— begin SOURCE DATA —
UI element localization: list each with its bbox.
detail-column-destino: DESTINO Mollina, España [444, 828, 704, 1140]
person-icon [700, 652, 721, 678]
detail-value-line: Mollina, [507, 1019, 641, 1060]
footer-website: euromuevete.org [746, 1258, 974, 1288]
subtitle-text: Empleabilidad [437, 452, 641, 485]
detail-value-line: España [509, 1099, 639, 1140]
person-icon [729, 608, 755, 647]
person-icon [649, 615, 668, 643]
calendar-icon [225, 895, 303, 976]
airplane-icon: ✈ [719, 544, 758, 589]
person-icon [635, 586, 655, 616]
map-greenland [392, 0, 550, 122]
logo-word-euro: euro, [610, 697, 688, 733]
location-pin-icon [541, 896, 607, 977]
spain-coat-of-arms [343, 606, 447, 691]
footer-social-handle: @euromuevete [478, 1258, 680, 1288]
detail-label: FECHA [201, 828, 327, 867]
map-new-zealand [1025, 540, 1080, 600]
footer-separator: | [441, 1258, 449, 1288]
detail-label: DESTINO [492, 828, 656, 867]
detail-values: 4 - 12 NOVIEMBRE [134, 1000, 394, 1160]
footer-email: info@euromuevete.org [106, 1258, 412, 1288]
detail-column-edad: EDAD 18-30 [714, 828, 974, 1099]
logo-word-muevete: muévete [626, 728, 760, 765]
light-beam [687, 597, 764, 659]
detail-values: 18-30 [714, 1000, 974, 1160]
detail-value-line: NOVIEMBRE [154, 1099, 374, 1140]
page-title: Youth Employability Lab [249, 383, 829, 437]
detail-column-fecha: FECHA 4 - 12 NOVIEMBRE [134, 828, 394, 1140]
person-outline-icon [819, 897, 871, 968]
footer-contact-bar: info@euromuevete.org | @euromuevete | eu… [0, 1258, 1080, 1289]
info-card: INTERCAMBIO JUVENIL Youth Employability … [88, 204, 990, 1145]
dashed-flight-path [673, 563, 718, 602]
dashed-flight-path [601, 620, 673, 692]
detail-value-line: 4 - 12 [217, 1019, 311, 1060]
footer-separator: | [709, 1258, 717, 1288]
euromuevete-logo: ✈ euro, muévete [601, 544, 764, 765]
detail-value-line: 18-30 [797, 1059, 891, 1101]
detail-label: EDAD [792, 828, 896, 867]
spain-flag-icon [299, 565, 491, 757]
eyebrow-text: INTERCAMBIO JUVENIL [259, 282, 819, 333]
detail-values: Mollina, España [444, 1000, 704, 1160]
— end SOURCE DATA —
# PROBLEM DESCRIPTION:
Transcribe the listing above line for line, reproducing every entry and its coordinates without alteration.

# OUTPUT OF THE EXERCISE:
UI element localization: list each with its bbox.
detail-column-destino: DESTINO Mollina, España [444, 828, 704, 1140]
person-icon [700, 652, 721, 678]
detail-value-line: Mollina, [507, 1019, 641, 1060]
footer-website: euromuevete.org [746, 1258, 974, 1288]
subtitle-text: Empleabilidad [437, 452, 641, 485]
detail-value-line: España [509, 1099, 639, 1140]
person-icon [729, 608, 755, 647]
person-icon [649, 615, 668, 643]
calendar-icon [225, 895, 303, 976]
airplane-icon: ✈ [719, 544, 758, 589]
person-icon [635, 586, 655, 616]
map-greenland [392, 0, 550, 122]
logo-word-euro: euro, [610, 697, 688, 733]
location-pin-icon [541, 896, 607, 977]
spain-coat-of-arms [343, 606, 447, 691]
footer-social-handle: @euromuevete [478, 1258, 680, 1288]
detail-label: FECHA [201, 828, 327, 867]
map-new-zealand [1025, 540, 1080, 600]
footer-separator: | [441, 1258, 449, 1288]
detail-label: DESTINO [492, 828, 656, 867]
detail-values: 4 - 12 NOVIEMBRE [134, 1000, 394, 1160]
footer-email: info@euromuevete.org [106, 1258, 412, 1288]
detail-column-edad: EDAD 18-30 [714, 828, 974, 1099]
logo-word-muevete: muévete [626, 728, 760, 765]
light-beam [687, 597, 764, 659]
detail-values: 18-30 [714, 1000, 974, 1160]
detail-value-line: NOVIEMBRE [154, 1099, 374, 1140]
page-title: Youth Employability Lab [249, 383, 829, 437]
detail-column-fecha: FECHA 4 - 12 NOVIEMBRE [134, 828, 394, 1140]
person-outline-icon [819, 897, 871, 968]
footer-contact-bar: info@euromuevete.org | @euromuevete | eu… [0, 1258, 1080, 1289]
info-card: INTERCAMBIO JUVENIL Youth Employability … [88, 204, 990, 1145]
dashed-flight-path [673, 563, 718, 602]
dashed-flight-path [601, 620, 673, 692]
detail-value-line: 4 - 12 [217, 1019, 311, 1060]
footer-separator: | [709, 1258, 717, 1288]
euromuevete-logo: ✈ euro, muévete [601, 544, 764, 765]
detail-value-line: 18-30 [797, 1059, 891, 1101]
detail-label: EDAD [792, 828, 896, 867]
spain-flag-icon [299, 565, 491, 757]
eyebrow-text: INTERCAMBIO JUVENIL [259, 282, 819, 333]
detail-values: Mollina, España [444, 1000, 704, 1160]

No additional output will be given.